== The exercise ==
Go through the entries and transcribe each one exactly, dropping the pictures.
----------------
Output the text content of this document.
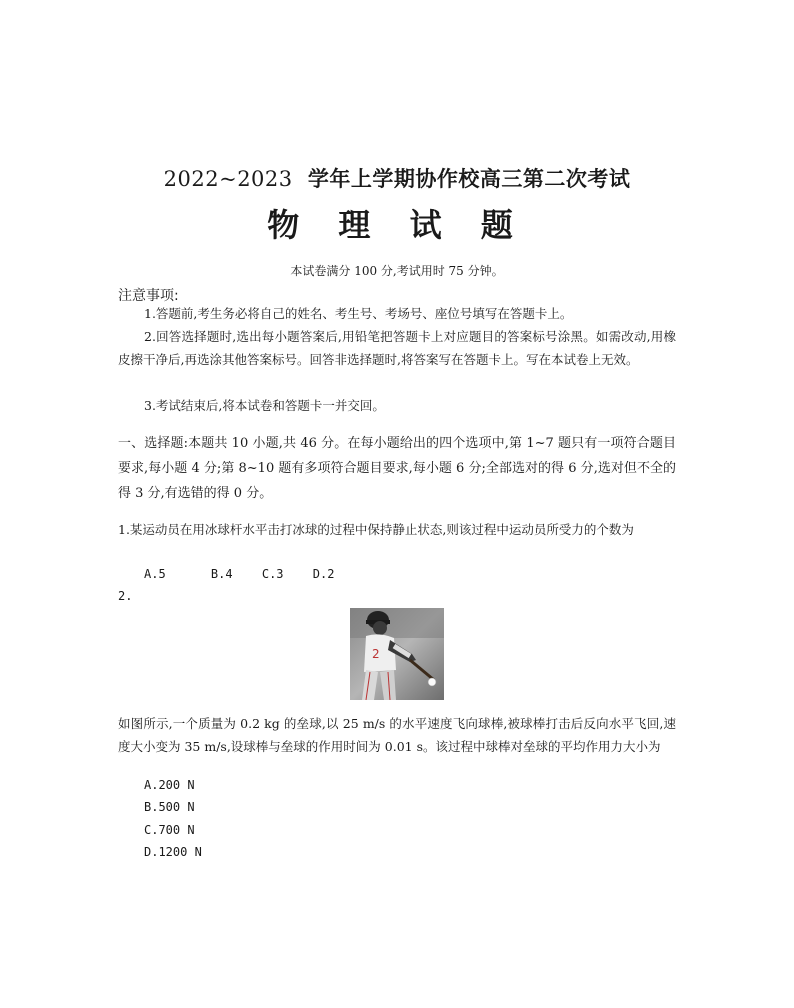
2022~2023 学年上学期协作校高三第二次考试
物 理 试 题
本试卷满分 100 分,考试用时 75 分钟。
注意事项:
1.答题前,考生务必将自己的姓名、考生号、考场号、座位号填写在答题卡上。
2.回答选择题时,选出每小题答案后,用铅笔把答题卡上对应题目的答案标号涂黑。如需改动,用橡皮擦干净后,再选涂其他答案标号。回答非选择题时,将答案写在答题卡上。写在本试卷上无效。
3.考试结束后,将本试卷和答题卡一并交回。
一、选择题:本题共 10 小题,共 46 分。在每小题给出的四个选项中,第 1~7 题只有一项符合题目要求,每小题 4 分;第 8~10 题有多项符合题目要求,每小题 6 分;全部选对的得 6 分,选对但不全的得 3 分,有选错的得 0 分。
1.某运动员在用冰球杆水平击打冰球的过程中保持静止状态,则该过程中运动员所受力的个数为
A.5	B.4 C.3 D.2
2.
2
如图所示,一个质量为 0.2 kg 的垒球,以 25 m/s 的水平速度飞向球棒,被球棒打击后反向水平飞回,速度大小变为 35 m/s,设球棒与垒球的作用时间为 0.01 s。该过程中球棒对垒球的平均作用力大小为
A.200 N
B.500 N
C.700 N
D.1200 N
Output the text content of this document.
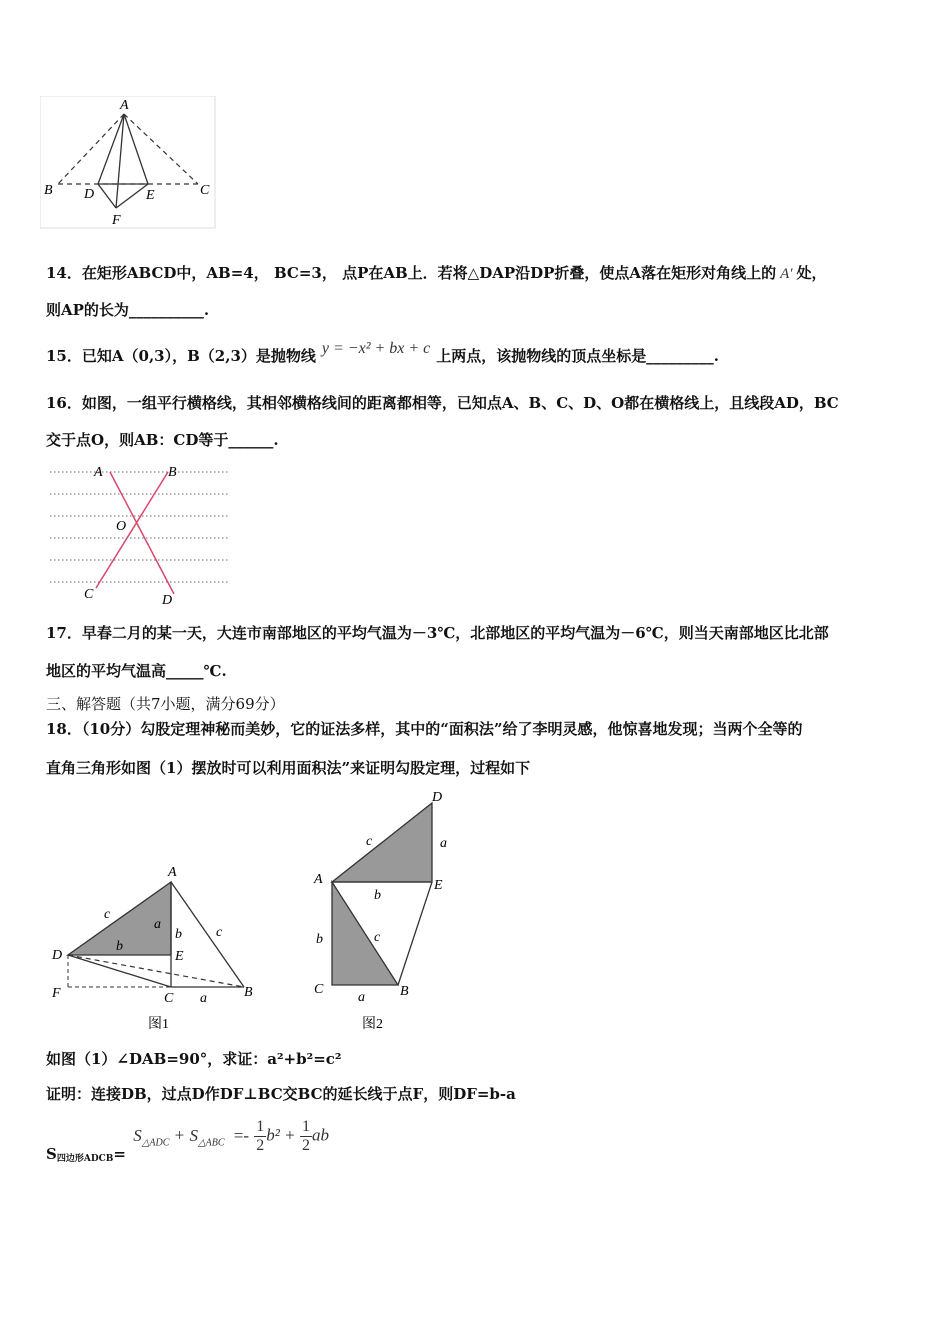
A
B D	E	C
F
14．在矩形ABCD中，AB=4， BC=3， 点P在AB上．若将△DAP沿DP折叠，使点A落在矩形对角线上的 A′ 处，
则AP的长为__________.
15．已知A（0,3），B（2,3）是抛物线 y = −x² + bx + c 上两点，该抛物线的顶点坐标是_________.
16．如图，一组平行横格线，其相邻横格线间的距离都相等，已知点A、B、C、D、O都在横格线上，且线段AD，BC
交于点O，则AB：CD等于______.
A	B
O
C	D
17．早春二月的某一天，大连市南部地区的平均气温为－3℃，北部地区的平均气温为－6℃，则当天南部地区比北部
地区的平均气温高_____℃.
三、解答题（共7小题，满分69分）
18．（10分）勾股定理神秘而美妙，它的证法多样，其中的“面积法”给了李明灵感，他惊喜地发现；当两个全等的
直角三角形如图（1）摆放时可以利用面积法”来证明勾股定理，过程如下
A
c
a
b c
D
b
E
F	C a	B
图1
D
c	a
A
b
E
b	c
C
a	B
图2
如图（1）∠DAB=90°，求证：a²+b²=c²
证明：连接DB，过点D作DF⊥BC交BC的延长线于点F，则DF=b-a
$S_{四边形ADCB}= S_{\triangle ADC} + S_{\triangle ABC} =- \frac{1}{2} b^2 + \frac{1}{2}$ ab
----------------
== Problem solution ==
Output the text content of this document.
2022~2023 学年上学期协作校高三第二次考试
物 理 试 题
本试卷满分 100 分,考试用时 75 分钟。
注意事项:
1.答题前,考生务必将自己的姓名、考生号、考场号、座位号填写在答题卡上。
2.回答选择题时,选出每小题答案后,用铅笔把答题卡上对应题目的答案标号涂黑。如需改动,用橡皮擦干净后,再选涂其他答案标号。回答非选择题时,将答案写在答题卡上。写在本试卷上无效。
3.考试结束后,将本试卷和答题卡一并交回。
一、选择题:本题共 10 小题,共 46 分。在每小题给出的四个选项中,第 1~7 题只有一项符合题目要求,每小题 4 分;第 8~10 题有多项符合题目要求,每小题 6 分;全部选对的得 6 分,选对但不全的得 3 分,有选错的得 0 分。
1.某运动员在用冰球杆水平击打冰球的过程中保持静止状态,则该过程中运动员所受力的个数为
A.5	B.4 C.3 D.2
2.
2
如图所示,一个质量为 0.2 kg 的垒球,以 25 m/s 的水平速度飞向球棒,被球棒打击后反向水平飞回,速度大小变为 35 m/s,设球棒与垒球的作用时间为 0.01 s。该过程中球棒对垒球的平均作用力大小为
A.200 N
B.500 N
C.700 N
D.1200 N
Output the text content of this document.
A
B D	E	C
F
14．在矩形ABCD中，AB=4， BC=3， 点P在AB上．若将△DAP沿DP折叠，使点A落在矩形对角线上的 A′ 处，
则AP的长为__________.
15．已知A（0,3），B（2,3）是抛物线 y = −x² + bx + c 上两点，该抛物线的顶点坐标是_________.
16．如图，一组平行横格线，其相邻横格线间的距离都相等，已知点A、B、C、D、O都在横格线上，且线段AD，BC
交于点O，则AB：CD等于______.
A	B
O
C	D
17．早春二月的某一天，大连市南部地区的平均气温为－3℃，北部地区的平均气温为－6℃，则当天南部地区比北部
地区的平均气温高_____℃.
三、解答题（共7小题，满分69分）
18．（10分）勾股定理神秘而美妙，它的证法多样，其中的“面积法”给了李明灵感，他惊喜地发现；当两个全等的
直角三角形如图（1）摆放时可以利用面积法”来证明勾股定理，过程如下
A
c
a
b c
D
b
E
F	C a	B
图1
D
c	a
A
b
E
b	c
C
a	B
图2
如图（1）∠DAB=90°，求证：a²+b²=c²
证明：连接DB，过点D作DF⊥BC交BC的延长线于点F，则DF=b-a
$S_{四边形ADCB}= S_{\triangle ADC} + S_{\triangle ABC} =- \frac{1}{2} b^2 + \frac{1}{2}$ ab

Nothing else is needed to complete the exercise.